*Stated goal:*
Extract the complete listing and repeat it word for word.

*Excerpted records:*
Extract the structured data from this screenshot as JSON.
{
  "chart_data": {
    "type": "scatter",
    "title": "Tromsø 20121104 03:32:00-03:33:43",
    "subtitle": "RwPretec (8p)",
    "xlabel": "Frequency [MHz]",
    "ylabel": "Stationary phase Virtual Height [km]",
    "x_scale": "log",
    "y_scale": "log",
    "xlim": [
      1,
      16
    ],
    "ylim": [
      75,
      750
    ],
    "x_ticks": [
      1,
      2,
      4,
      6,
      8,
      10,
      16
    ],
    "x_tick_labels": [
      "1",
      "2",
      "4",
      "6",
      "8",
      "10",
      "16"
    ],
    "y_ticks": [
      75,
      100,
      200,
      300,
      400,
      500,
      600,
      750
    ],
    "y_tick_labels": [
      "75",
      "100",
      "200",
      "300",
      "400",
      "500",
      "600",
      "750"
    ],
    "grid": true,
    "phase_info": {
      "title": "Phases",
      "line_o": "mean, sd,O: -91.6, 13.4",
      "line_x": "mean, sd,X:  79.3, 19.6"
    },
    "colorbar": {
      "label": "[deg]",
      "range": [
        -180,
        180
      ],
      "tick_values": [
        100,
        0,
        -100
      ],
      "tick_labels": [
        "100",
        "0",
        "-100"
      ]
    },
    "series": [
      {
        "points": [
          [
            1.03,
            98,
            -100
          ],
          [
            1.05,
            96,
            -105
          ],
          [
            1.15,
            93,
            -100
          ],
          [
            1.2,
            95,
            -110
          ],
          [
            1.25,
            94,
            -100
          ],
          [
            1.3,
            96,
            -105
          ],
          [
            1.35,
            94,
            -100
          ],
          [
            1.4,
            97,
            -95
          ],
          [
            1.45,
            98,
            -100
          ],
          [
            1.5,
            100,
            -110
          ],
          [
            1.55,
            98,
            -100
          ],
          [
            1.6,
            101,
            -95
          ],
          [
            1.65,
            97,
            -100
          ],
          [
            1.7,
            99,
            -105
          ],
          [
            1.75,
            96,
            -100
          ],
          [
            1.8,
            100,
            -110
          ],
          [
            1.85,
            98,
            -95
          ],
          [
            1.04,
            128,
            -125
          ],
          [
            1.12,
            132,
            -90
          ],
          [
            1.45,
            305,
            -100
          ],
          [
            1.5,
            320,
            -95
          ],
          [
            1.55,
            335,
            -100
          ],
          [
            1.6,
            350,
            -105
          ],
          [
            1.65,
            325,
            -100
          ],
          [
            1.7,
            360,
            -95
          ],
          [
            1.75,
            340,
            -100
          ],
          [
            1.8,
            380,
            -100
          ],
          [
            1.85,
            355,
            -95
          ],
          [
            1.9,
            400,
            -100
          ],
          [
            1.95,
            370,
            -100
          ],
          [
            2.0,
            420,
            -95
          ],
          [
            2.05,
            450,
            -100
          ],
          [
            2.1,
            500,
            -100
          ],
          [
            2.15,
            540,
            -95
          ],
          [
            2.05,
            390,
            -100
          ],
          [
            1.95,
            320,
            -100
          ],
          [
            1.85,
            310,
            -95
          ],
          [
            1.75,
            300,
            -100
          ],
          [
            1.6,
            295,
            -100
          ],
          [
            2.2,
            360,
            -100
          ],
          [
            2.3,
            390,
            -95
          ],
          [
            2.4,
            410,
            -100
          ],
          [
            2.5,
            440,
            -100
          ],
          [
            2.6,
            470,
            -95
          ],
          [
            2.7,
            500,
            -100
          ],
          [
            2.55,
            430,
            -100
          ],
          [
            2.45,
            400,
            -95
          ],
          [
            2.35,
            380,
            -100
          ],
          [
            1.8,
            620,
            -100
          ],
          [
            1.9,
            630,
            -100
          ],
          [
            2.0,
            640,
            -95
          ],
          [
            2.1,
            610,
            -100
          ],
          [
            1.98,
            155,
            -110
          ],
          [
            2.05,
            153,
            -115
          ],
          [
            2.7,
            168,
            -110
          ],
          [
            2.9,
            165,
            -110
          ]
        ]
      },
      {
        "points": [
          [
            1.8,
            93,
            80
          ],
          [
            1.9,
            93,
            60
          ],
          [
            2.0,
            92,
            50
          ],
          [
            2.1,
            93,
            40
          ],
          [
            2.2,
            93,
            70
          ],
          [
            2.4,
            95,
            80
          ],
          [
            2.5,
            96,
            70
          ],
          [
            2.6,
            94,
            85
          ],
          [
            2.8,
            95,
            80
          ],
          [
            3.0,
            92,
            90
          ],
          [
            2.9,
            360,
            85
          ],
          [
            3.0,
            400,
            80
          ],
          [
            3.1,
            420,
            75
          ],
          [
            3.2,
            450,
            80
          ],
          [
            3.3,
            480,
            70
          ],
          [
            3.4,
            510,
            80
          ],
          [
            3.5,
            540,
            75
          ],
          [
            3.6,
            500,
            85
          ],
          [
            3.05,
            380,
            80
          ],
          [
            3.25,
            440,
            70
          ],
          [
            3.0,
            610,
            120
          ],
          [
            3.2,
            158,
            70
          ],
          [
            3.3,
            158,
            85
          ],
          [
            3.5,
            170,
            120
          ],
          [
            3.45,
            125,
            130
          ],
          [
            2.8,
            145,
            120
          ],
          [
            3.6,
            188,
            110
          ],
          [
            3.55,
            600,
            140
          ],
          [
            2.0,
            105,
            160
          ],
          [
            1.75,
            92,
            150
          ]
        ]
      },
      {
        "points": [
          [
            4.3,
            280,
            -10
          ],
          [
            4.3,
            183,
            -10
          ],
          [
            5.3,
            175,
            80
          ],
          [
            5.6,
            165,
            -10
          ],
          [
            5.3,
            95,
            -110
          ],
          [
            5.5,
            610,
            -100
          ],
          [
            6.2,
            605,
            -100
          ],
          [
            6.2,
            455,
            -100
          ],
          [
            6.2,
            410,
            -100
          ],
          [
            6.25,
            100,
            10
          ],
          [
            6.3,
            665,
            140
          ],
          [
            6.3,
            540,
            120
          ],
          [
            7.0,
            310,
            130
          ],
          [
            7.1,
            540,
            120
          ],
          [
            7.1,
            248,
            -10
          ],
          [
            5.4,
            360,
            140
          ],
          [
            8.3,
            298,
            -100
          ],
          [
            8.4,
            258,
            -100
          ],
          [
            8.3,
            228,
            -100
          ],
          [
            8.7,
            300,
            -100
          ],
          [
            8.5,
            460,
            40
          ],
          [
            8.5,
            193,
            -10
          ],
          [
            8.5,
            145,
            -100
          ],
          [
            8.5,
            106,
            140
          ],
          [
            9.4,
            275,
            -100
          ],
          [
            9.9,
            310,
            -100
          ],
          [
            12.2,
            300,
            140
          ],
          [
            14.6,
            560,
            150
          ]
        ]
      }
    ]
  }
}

*Result of this task:*
Extract the structured data from this screenshot as JSON.
{
  "chart_data": {
    "type": "scatter",
    "title": "Tromsø 20121104 03:32:00-03:33:43",
    "subtitle": "RwPretec (8p)",
    "xlabel": "Frequency [MHz]",
    "ylabel": "Stationary phase Virtual Height [km]",
    "x_scale": "log",
    "y_scale": "log",
    "xlim": [
      1,
      16
    ],
    "ylim": [
      75,
      750
    ],
    "x_ticks": [
      1,
      2,
      4,
      6,
      8,
      10,
      16
    ],
    "x_tick_labels": [
      "1",
      "2",
      "4",
      "6",
      "8",
      "10",
      "16"
    ],
    "y_ticks": [
      75,
      100,
      200,
      300,
      400,
      500,
      600,
      750
    ],
    "y_tick_labels": [
      "75",
      "100",
      "200",
      "300",
      "400",
      "500",
      "600",
      "750"
    ],
    "grid": true,
    "phase_info": {
      "title": "Phases",
      "line_o": "mean, sd,O: -91.6, 13.4",
      "line_x": "mean, sd,X:  79.3, 19.6"
    },
    "colorbar": {
      "label": "[deg]",
      "range": [
        -180,
        180
      ],
      "tick_values": [
        100,
        0,
        -100
      ],
      "tick_labels": [
        "100",
        "0",
        "-100"
      ]
    },
    "series": [
      {
        "points": [
          [
            1.03,
            98,
            -100
          ],
          [
            1.05,
            96,
            -105
          ],
          [
            1.15,
            93,
            -100
          ],
          [
            1.2,
            95,
            -110
          ],
          [
            1.25,
            94,
            -100
          ],
          [
            1.3,
            96,
            -105
          ],
          [
            1.35,
            94,
            -100
          ],
          [
            1.4,
            97,
            -95
          ],
          [
            1.45,
            98,
            -100
          ],
          [
            1.5,
            100,
            -110
          ],
          [
            1.55,
            98,
            -100
          ],
          [
            1.6,
            101,
            -95
          ],
          [
            1.65,
            97,
            -100
          ],
          [
            1.7,
            99,
            -105
          ],
          [
            1.75,
            96,
            -100
          ],
          [
            1.8,
            100,
            -110
          ],
          [
            1.85,
            98,
            -95
          ],
          [
            1.04,
            128,
            -125
          ],
          [
            1.12,
            132,
            -90
          ],
          [
            1.45,
            305,
            -100
          ],
          [
            1.5,
            320,
            -95
          ],
          [
            1.55,
            335,
            -100
          ],
          [
            1.6,
            350,
            -105
          ],
          [
            1.65,
            325,
            -100
          ],
          [
            1.7,
            360,
            -95
          ],
          [
            1.75,
            340,
            -100
          ],
          [
            1.8,
            380,
            -100
          ],
          [
            1.85,
            355,
            -95
          ],
          [
            1.9,
            400,
            -100
          ],
          [
            1.95,
            370,
            -100
          ],
          [
            2.0,
            420,
            -95
          ],
          [
            2.05,
            450,
            -100
          ],
          [
            2.1,
            500,
            -100
          ],
          [
            2.15,
            540,
            -95
          ],
          [
            2.05,
            390,
            -100
          ],
          [
            1.95,
            320,
            -100
          ],
          [
            1.85,
            310,
            -95
          ],
          [
            1.75,
            300,
            -100
          ],
          [
            1.6,
            295,
            -100
          ],
          [
            2.2,
            360,
            -100
          ],
          [
            2.3,
            390,
            -95
          ],
          [
            2.4,
            410,
            -100
          ],
          [
            2.5,
            440,
            -100
          ],
          [
            2.6,
            470,
            -95
          ],
          [
            2.7,
            500,
            -100
          ],
          [
            2.55,
            430,
            -100
          ],
          [
            2.45,
            400,
            -95
          ],
          [
            2.35,
            380,
            -100
          ],
          [
            1.8,
            620,
            -100
          ],
          [
            1.9,
            630,
            -100
          ],
          [
            2.0,
            640,
            -95
          ],
          [
            2.1,
            610,
            -100
          ],
          [
            1.98,
            155,
            -110
          ],
          [
            2.05,
            153,
            -115
          ],
          [
            2.7,
            168,
            -110
          ],
          [
            2.9,
            165,
            -110
          ]
        ]
      },
      {
        "points": [
          [
            1.8,
            93,
            80
          ],
          [
            1.9,
            93,
            60
          ],
          [
            2.0,
            92,
            50
          ],
          [
            2.1,
            93,
            40
          ],
          [
            2.2,
            93,
            70
          ],
          [
            2.4,
            95,
            80
          ],
          [
            2.5,
            96,
            70
          ],
          [
            2.6,
            94,
            85
          ],
          [
            2.8,
            95,
            80
          ],
          [
            3.0,
            92,
            90
          ],
          [
            2.9,
            360,
            85
          ],
          [
            3.0,
            400,
            80
          ],
          [
            3.1,
            420,
            75
          ],
          [
            3.2,
            450,
            80
          ],
          [
            3.3,
            480,
            70
          ],
          [
            3.4,
            510,
            80
          ],
          [
            3.5,
            540,
            75
          ],
          [
            3.6,
            500,
            85
          ],
          [
            3.05,
            380,
            80
          ],
          [
            3.25,
            440,
            70
          ],
          [
            3.0,
            610,
            120
          ],
          [
            3.2,
            158,
            70
          ],
          [
            3.3,
            158,
            85
          ],
          [
            3.5,
            170,
            120
          ],
          [
            3.45,
            125,
            130
          ],
          [
            2.8,
            145,
            120
          ],
          [
            3.6,
            188,
            110
          ],
          [
            3.55,
            600,
            140
          ],
          [
            2.0,
            105,
            160
          ],
          [
            1.75,
            92,
            150
          ]
        ]
      },
      {
        "points": [
          [
            4.3,
            280,
            -10
          ],
          [
            4.3,
            183,
            -10
          ],
          [
            5.3,
            175,
            80
          ],
          [
            5.6,
            165,
            -10
          ],
          [
            5.3,
            95,
            -110
          ],
          [
            5.5,
            610,
            -100
          ],
          [
            6.2,
            605,
            -100
          ],
          [
            6.2,
            455,
            -100
          ],
          [
            6.2,
            410,
            -100
          ],
          [
            6.25,
            100,
            10
          ],
          [
            6.3,
            665,
            140
          ],
          [
            6.3,
            540,
            120
          ],
          [
            7.0,
            310,
            130
          ],
          [
            7.1,
            540,
            120
          ],
          [
            7.1,
            248,
            -10
          ],
          [
            5.4,
            360,
            140
          ],
          [
            8.3,
            298,
            -100
          ],
          [
            8.4,
            258,
            -100
          ],
          [
            8.3,
            228,
            -100
          ],
          [
            8.7,
            300,
            -100
          ],
          [
            8.5,
            460,
            40
          ],
          [
            8.5,
            193,
            -10
          ],
          [
            8.5,
            145,
            -100
          ],
          [
            8.5,
            106,
            140
          ],
          [
            9.4,
            275,
            -100
          ],
          [
            9.9,
            310,
            -100
          ],
          [
            12.2,
            300,
            140
          ],
          [
            14.6,
            560,
            150
          ]
        ]
      }
    ]
  }
}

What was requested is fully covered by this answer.